Data entries
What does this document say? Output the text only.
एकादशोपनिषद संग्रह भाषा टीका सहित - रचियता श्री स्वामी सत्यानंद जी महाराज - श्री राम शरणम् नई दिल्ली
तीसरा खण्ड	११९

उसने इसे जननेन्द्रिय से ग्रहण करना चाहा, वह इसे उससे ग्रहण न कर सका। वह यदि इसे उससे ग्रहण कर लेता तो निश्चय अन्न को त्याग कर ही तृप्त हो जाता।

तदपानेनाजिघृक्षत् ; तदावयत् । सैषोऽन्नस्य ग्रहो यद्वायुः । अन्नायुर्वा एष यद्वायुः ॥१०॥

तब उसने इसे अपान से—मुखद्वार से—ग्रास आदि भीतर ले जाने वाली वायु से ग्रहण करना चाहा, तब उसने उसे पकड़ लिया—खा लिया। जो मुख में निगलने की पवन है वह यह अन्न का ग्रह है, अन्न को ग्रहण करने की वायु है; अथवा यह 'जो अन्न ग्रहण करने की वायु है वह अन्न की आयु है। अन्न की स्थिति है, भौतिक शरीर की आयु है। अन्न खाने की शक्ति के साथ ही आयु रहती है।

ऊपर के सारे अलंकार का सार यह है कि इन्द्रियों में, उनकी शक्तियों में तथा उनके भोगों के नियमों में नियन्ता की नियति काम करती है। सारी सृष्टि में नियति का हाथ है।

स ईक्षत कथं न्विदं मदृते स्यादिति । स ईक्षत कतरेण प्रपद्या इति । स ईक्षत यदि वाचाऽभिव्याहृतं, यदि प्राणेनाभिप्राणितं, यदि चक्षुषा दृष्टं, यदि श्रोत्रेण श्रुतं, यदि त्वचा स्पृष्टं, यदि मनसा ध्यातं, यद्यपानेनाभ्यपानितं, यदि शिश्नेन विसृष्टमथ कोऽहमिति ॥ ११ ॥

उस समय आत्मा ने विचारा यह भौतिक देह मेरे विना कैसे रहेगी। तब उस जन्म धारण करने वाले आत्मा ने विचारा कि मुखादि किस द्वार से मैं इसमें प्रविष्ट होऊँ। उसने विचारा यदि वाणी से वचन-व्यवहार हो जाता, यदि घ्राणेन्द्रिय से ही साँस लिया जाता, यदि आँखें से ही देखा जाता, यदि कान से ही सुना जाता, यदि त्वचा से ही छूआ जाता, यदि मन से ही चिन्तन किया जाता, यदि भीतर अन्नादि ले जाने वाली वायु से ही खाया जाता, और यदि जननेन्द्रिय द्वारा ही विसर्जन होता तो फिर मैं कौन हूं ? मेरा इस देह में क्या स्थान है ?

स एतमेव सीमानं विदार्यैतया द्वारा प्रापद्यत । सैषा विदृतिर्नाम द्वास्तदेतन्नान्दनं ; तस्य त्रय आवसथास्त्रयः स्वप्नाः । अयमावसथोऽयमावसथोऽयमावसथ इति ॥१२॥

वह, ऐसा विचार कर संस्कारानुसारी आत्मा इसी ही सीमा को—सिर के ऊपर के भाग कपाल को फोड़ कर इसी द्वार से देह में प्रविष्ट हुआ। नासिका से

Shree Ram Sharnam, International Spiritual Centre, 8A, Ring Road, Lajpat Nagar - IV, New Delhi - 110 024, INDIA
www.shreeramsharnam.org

• _DIRECTIVE_
Extract all the entries word for word.

• _EXERCISE SOLUTION_
What does this document say? Output the text only.
एकादशोपनिषद संग्रह भाषा टीका सहित - रचियता श्री स्वामी सत्यानंद जी महाराज - श्री राम शरणम् नई दिल्ली
तीसरा खण्ड	११९

उसने इसे जननेन्द्रिय से ग्रहण करना चाहा, वह इसे उससे ग्रहण न कर सका। वह यदि इसे उससे ग्रहण कर लेता तो निश्चय अन्न को त्याग कर ही तृप्त हो जाता।

तदपानेनाजिघृक्षत् ; तदावयत् । सैषोऽन्नस्य ग्रहो यद्वायुः । अन्नायुर्वा एष यद्वायुः ॥१०॥

तब उसने इसे अपान से—मुखद्वार से—ग्रास आदि भीतर ले जाने वाली वायु से ग्रहण करना चाहा, तब उसने उसे पकड़ लिया—खा लिया। जो मुख में निगलने की पवन है वह यह अन्न का ग्रह है, अन्न को ग्रहण करने की वायु है; अथवा यह 'जो अन्न ग्रहण करने की वायु है वह अन्न की आयु है। अन्न की स्थिति है, भौतिक शरीर की आयु है। अन्न खाने की शक्ति के साथ ही आयु रहती है।

ऊपर के सारे अलंकार का सार यह है कि इन्द्रियों में, उनकी शक्तियों में तथा उनके भोगों के नियमों में नियन्ता की नियति काम करती है। सारी सृष्टि में नियति का हाथ है।

स ईक्षत कथं न्विदं मदृते स्यादिति । स ईक्षत कतरेण प्रपद्या इति । स ईक्षत यदि वाचाऽभिव्याहृतं, यदि प्राणेनाभिप्राणितं, यदि चक्षुषा दृष्टं, यदि श्रोत्रेण श्रुतं, यदि त्वचा स्पृष्टं, यदि मनसा ध्यातं, यद्यपानेनाभ्यपानितं, यदि शिश्नेन विसृष्टमथ कोऽहमिति ॥ ११ ॥

उस समय आत्मा ने विचारा यह भौतिक देह मेरे विना कैसे रहेगी। तब उस जन्म धारण करने वाले आत्मा ने विचारा कि मुखादि किस द्वार से मैं इसमें प्रविष्ट होऊँ। उसने विचारा यदि वाणी से वचन-व्यवहार हो जाता, यदि घ्राणेन्द्रिय से ही साँस लिया जाता, यदि आँखें से ही देखा जाता, यदि कान से ही सुना जाता, यदि त्वचा से ही छूआ जाता, यदि मन से ही चिन्तन किया जाता, यदि भीतर अन्नादि ले जाने वाली वायु से ही खाया जाता, और यदि जननेन्द्रिय द्वारा ही विसर्जन होता तो फिर मैं कौन हूं ? मेरा इस देह में क्या स्थान है ?

स एतमेव सीमानं विदार्यैतया द्वारा प्रापद्यत । सैषा विदृतिर्नाम द्वास्तदेतन्नान्दनं ; तस्य त्रय आवसथास्त्रयः स्वप्नाः । अयमावसथोऽयमावसथोऽयमावसथ इति ॥१२॥

वह, ऐसा विचार कर संस्कारानुसारी आत्मा इसी ही सीमा को—सिर के ऊपर के भाग कपाल को फोड़ कर इसी द्वार से देह में प्रविष्ट हुआ। नासिका से

Shree Ram Sharnam, International Spiritual Centre, 8A, Ring Road, Lajpat Nagar - IV, New Delhi - 110 024, INDIA
www.shreeramsharnam.org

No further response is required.